DIRECTIONS FOR THIS TASK: Transcribe the full listing exactly, and drop every picture.
━━━━━ DATASET EXTRACT
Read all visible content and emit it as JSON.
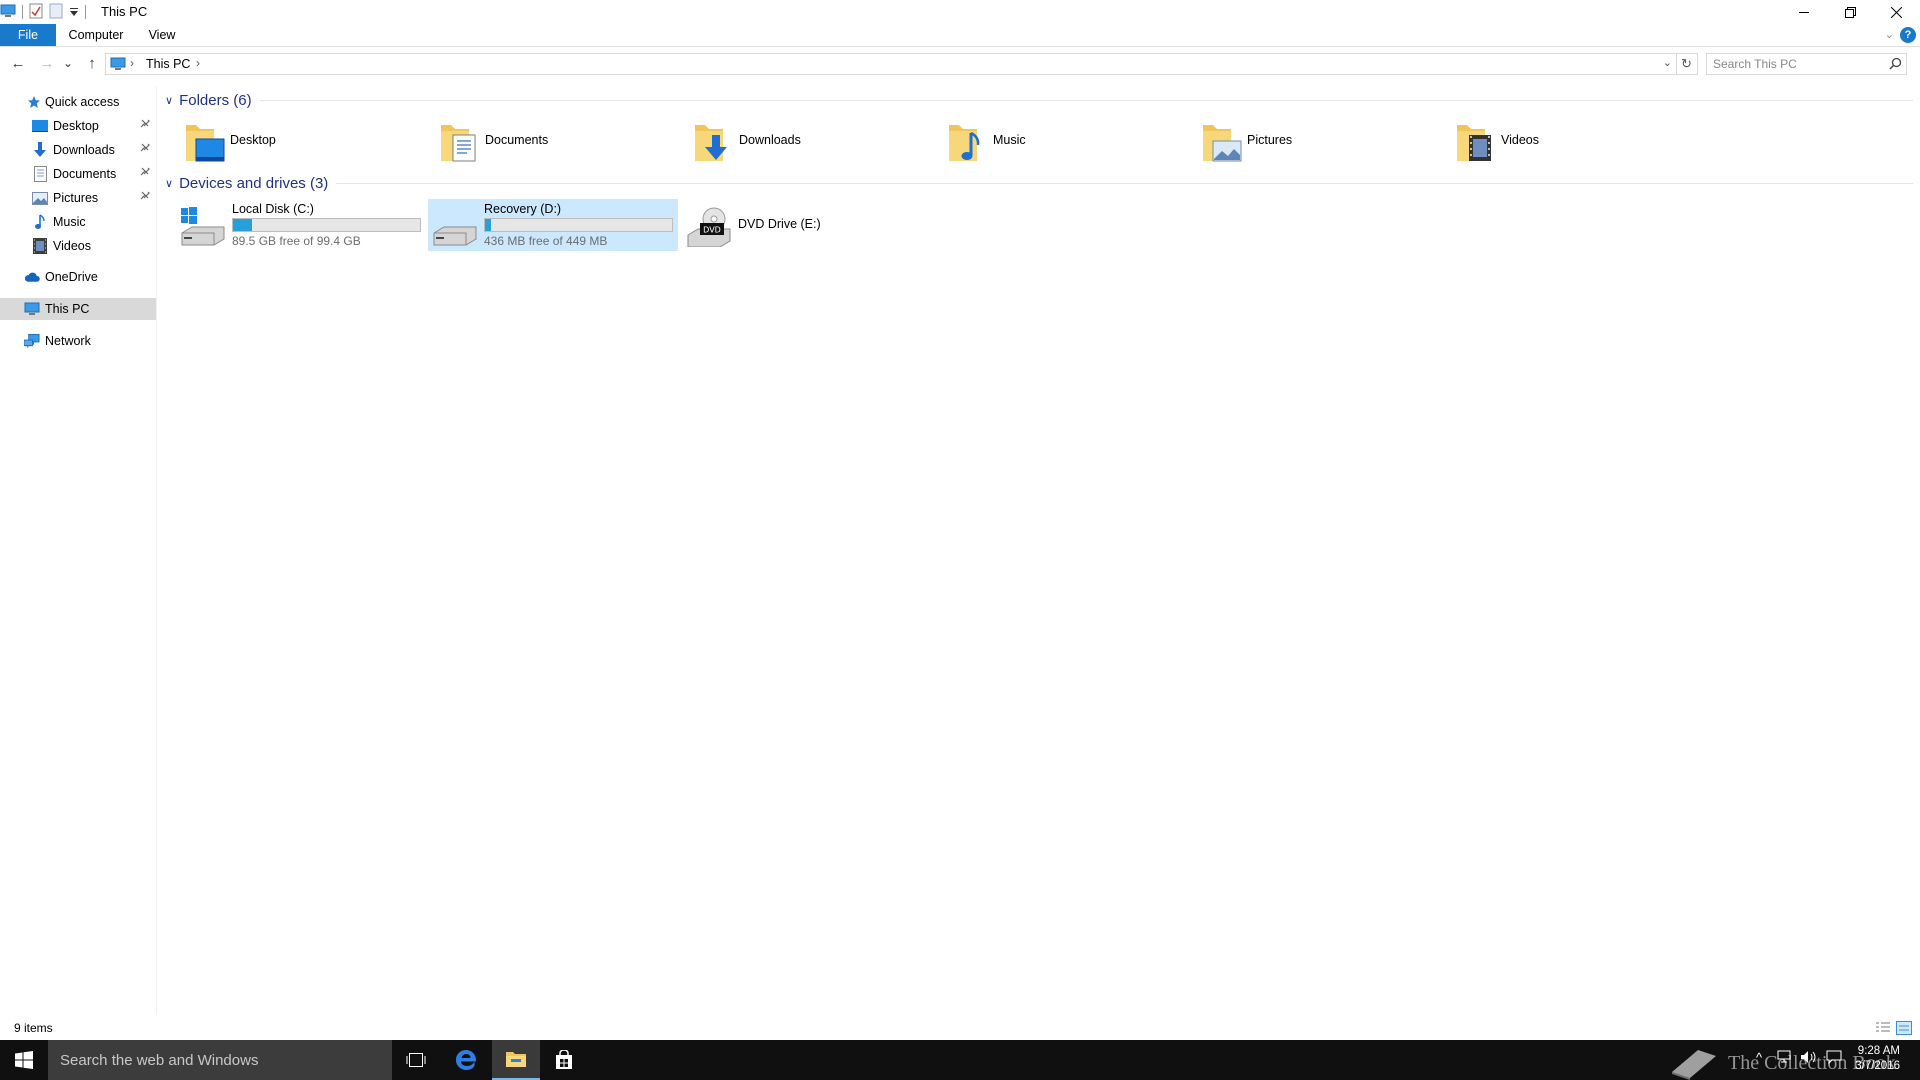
{
  "window": {
    "title": "This PC",
    "quick_access_toolbar": [
      "pc-icon",
      "properties-icon",
      "new-folder-icon",
      "customize-qat-icon"
    ],
    "controls": {
      "minimize": "minimize-icon",
      "restore": "restore-icon",
      "close": "close-icon"
    }
  },
  "ribbon": {
    "tabs": [
      {
        "label": "File",
        "active": true
      },
      {
        "label": "Computer"
      },
      {
        "label": "View"
      }
    ],
    "help": "?",
    "accent_color": "#1979ca"
  },
  "navbar": {
    "back": "←",
    "forward": "→",
    "recent": "⌄",
    "up": "↑",
    "breadcrumb": [
      "This PC"
    ],
    "refresh": "↻",
    "search_placeholder": "Search This PC"
  },
  "navpane": {
    "quick_access": {
      "label": "Quick access",
      "items": [
        {
          "label": "Desktop",
          "pinned": true
        },
        {
          "label": "Downloads",
          "pinned": true
        },
        {
          "label": "Documents",
          "pinned": true
        },
        {
          "label": "Pictures",
          "pinned": true
        },
        {
          "label": "Music",
          "pinned": false
        },
        {
          "label": "Videos",
          "pinned": false
        }
      ]
    },
    "onedrive": "OneDrive",
    "this_pc": "This PC",
    "network": "Network"
  },
  "content": {
    "folders_header": "Folders (6)",
    "folders": [
      {
        "label": "Desktop",
        "icon": "desktop-folder-icon"
      },
      {
        "label": "Documents",
        "icon": "documents-folder-icon"
      },
      {
        "label": "Downloads",
        "icon": "downloads-folder-icon"
      },
      {
        "label": "Music",
        "icon": "music-folder-icon"
      },
      {
        "label": "Pictures",
        "icon": "pictures-folder-icon"
      },
      {
        "label": "Videos",
        "icon": "videos-folder-icon"
      }
    ],
    "drives_header": "Devices and drives (3)",
    "drives": [
      {
        "name": "Local Disk (C:)",
        "free_text": "89.5 GB free of 99.4 GB",
        "used_fraction": 0.1,
        "selected": false
      },
      {
        "name": "Recovery (D:)",
        "free_text": "436 MB free of 449 MB",
        "used_fraction": 0.03,
        "selected": true
      },
      {
        "name": "DVD Drive (E:)",
        "free_text": "",
        "selected": false
      }
    ],
    "drive_bar_color": "#26a0da",
    "header_color": "#1e3287"
  },
  "statusbar": {
    "item_count": "9 items"
  },
  "taskbar": {
    "search_placeholder": "Search the web and Windows",
    "watermark": "The Collection Book",
    "clock_time": "9:28 AM",
    "clock_date": "3/7/2016",
    "tray_overflow": "^"
  }
}
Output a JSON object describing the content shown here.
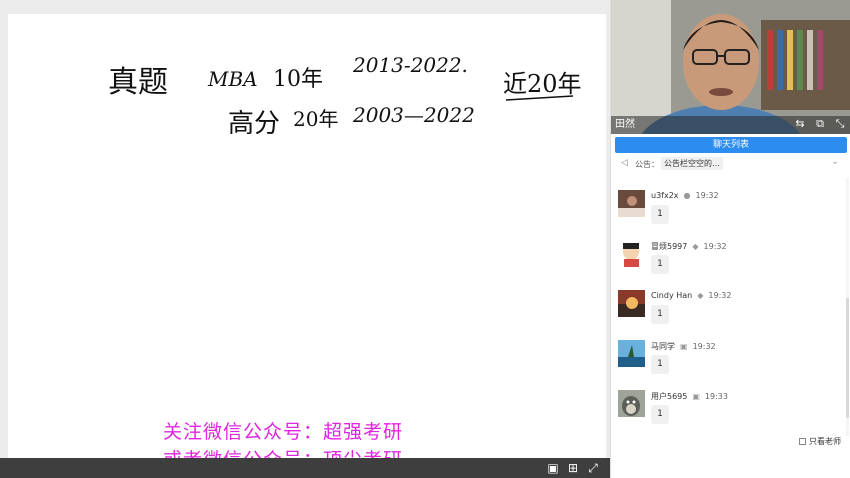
{
  "board": {
    "handwriting": {
      "line1": [
        "真题",
        "MBA",
        "10年",
        "2013-2022."
      ],
      "line2": [
        "高分",
        "20年",
        "2003—2022",
        "近20年"
      ]
    },
    "watermark": {
      "line1": "关注微信公众号：超强考研",
      "line2": "或者微信公众号：顶尖考研"
    },
    "toolbar": {
      "icons": [
        "fit-icon",
        "expand-icon",
        "fullscreen-icon"
      ]
    }
  },
  "video": {
    "presenter_name": "田然",
    "icons": [
      "switch-icon",
      "popout-icon",
      "close-icon"
    ]
  },
  "chat": {
    "tab_label": "聊天列表",
    "notice_label": "公告：",
    "notice_text": "公告栏空空的…",
    "messages": [
      {
        "user": "u3fx2x",
        "time": "19:32",
        "text": "1",
        "avatar_color": "#6a4a3c"
      },
      {
        "user": "冒烦5997",
        "time": "19:32",
        "text": "1",
        "avatar_color": "#d64a44"
      },
      {
        "user": "Cindy Han",
        "time": "19:32",
        "text": "1",
        "avatar_color": "#c8653a"
      },
      {
        "user": "马同学",
        "time": "19:32",
        "text": "1",
        "avatar_color": "#3b7bb0"
      },
      {
        "user": "用户5695",
        "time": "19:33",
        "text": "1",
        "avatar_color": "#7a7f72"
      }
    ],
    "teacher_only_label": "只看老师",
    "colors": {
      "accent": "#2d8cf0",
      "watermark": "#e024e0"
    }
  }
}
━━━━━━━━━━
ANSWER IN FULL:
Read all visible content and emit it as JSON.
{
  "window": {
    "title": "This PC",
    "quick_access_toolbar": [
      "pc-icon",
      "properties-icon",
      "new-folder-icon",
      "customize-qat-icon"
    ],
    "controls": {
      "minimize": "minimize-icon",
      "restore": "restore-icon",
      "close": "close-icon"
    }
  },
  "ribbon": {
    "tabs": [
      {
        "label": "File",
        "active": true
      },
      {
        "label": "Computer"
      },
      {
        "label": "View"
      }
    ],
    "help": "?",
    "accent_color": "#1979ca"
  },
  "navbar": {
    "back": "←",
    "forward": "→",
    "recent": "⌄",
    "up": "↑",
    "breadcrumb": [
      "This PC"
    ],
    "refresh": "↻",
    "search_placeholder": "Search This PC"
  },
  "navpane": {
    "quick_access": {
      "label": "Quick access",
      "items": [
        {
          "label": "Desktop",
          "pinned": true
        },
        {
          "label": "Downloads",
          "pinned": true
        },
        {
          "label": "Documents",
          "pinned": true
        },
        {
          "label": "Pictures",
          "pinned": true
        },
        {
          "label": "Music",
          "pinned": false
        },
        {
          "label": "Videos",
          "pinned": false
        }
      ]
    },
    "onedrive": "OneDrive",
    "this_pc": "This PC",
    "network": "Network"
  },
  "content": {
    "folders_header": "Folders (6)",
    "folders": [
      {
        "label": "Desktop",
        "icon": "desktop-folder-icon"
      },
      {
        "label": "Documents",
        "icon": "documents-folder-icon"
      },
      {
        "label": "Downloads",
        "icon": "downloads-folder-icon"
      },
      {
        "label": "Music",
        "icon": "music-folder-icon"
      },
      {
        "label": "Pictures",
        "icon": "pictures-folder-icon"
      },
      {
        "label": "Videos",
        "icon": "videos-folder-icon"
      }
    ],
    "drives_header": "Devices and drives (3)",
    "drives": [
      {
        "name": "Local Disk (C:)",
        "free_text": "89.5 GB free of 99.4 GB",
        "used_fraction": 0.1,
        "selected": false
      },
      {
        "name": "Recovery (D:)",
        "free_text": "436 MB free of 449 MB",
        "used_fraction": 0.03,
        "selected": true
      },
      {
        "name": "DVD Drive (E:)",
        "free_text": "",
        "selected": false
      }
    ],
    "drive_bar_color": "#26a0da",
    "header_color": "#1e3287"
  },
  "statusbar": {
    "item_count": "9 items"
  },
  "taskbar": {
    "search_placeholder": "Search the web and Windows",
    "watermark": "The Collection Book",
    "clock_time": "9:28 AM",
    "clock_date": "3/7/2016",
    "tray_overflow": "^"
  }
}
Output a JSON object describing the content shown here.
{
  "board": {
    "handwriting": {
      "line1": [
        "真题",
        "MBA",
        "10年",
        "2013-2022."
      ],
      "line2": [
        "高分",
        "20年",
        "2003—2022",
        "近20年"
      ]
    },
    "watermark": {
      "line1": "关注微信公众号：超强考研",
      "line2": "或者微信公众号：顶尖考研"
    },
    "toolbar": {
      "icons": [
        "fit-icon",
        "expand-icon",
        "fullscreen-icon"
      ]
    }
  },
  "video": {
    "presenter_name": "田然",
    "icons": [
      "switch-icon",
      "popout-icon",
      "close-icon"
    ]
  },
  "chat": {
    "tab_label": "聊天列表",
    "notice_label": "公告：",
    "notice_text": "公告栏空空的…",
    "messages": [
      {
        "user": "u3fx2x",
        "time": "19:32",
        "text": "1",
        "avatar_color": "#6a4a3c"
      },
      {
        "user": "冒烦5997",
        "time": "19:32",
        "text": "1",
        "avatar_color": "#d64a44"
      },
      {
        "user": "Cindy Han",
        "time": "19:32",
        "text": "1",
        "avatar_color": "#c8653a"
      },
      {
        "user": "马同学",
        "time": "19:32",
        "text": "1",
        "avatar_color": "#3b7bb0"
      },
      {
        "user": "用户5695",
        "time": "19:33",
        "text": "1",
        "avatar_color": "#7a7f72"
      }
    ],
    "teacher_only_label": "只看老师",
    "colors": {
      "accent": "#2d8cf0",
      "watermark": "#e024e0"
    }
  }
}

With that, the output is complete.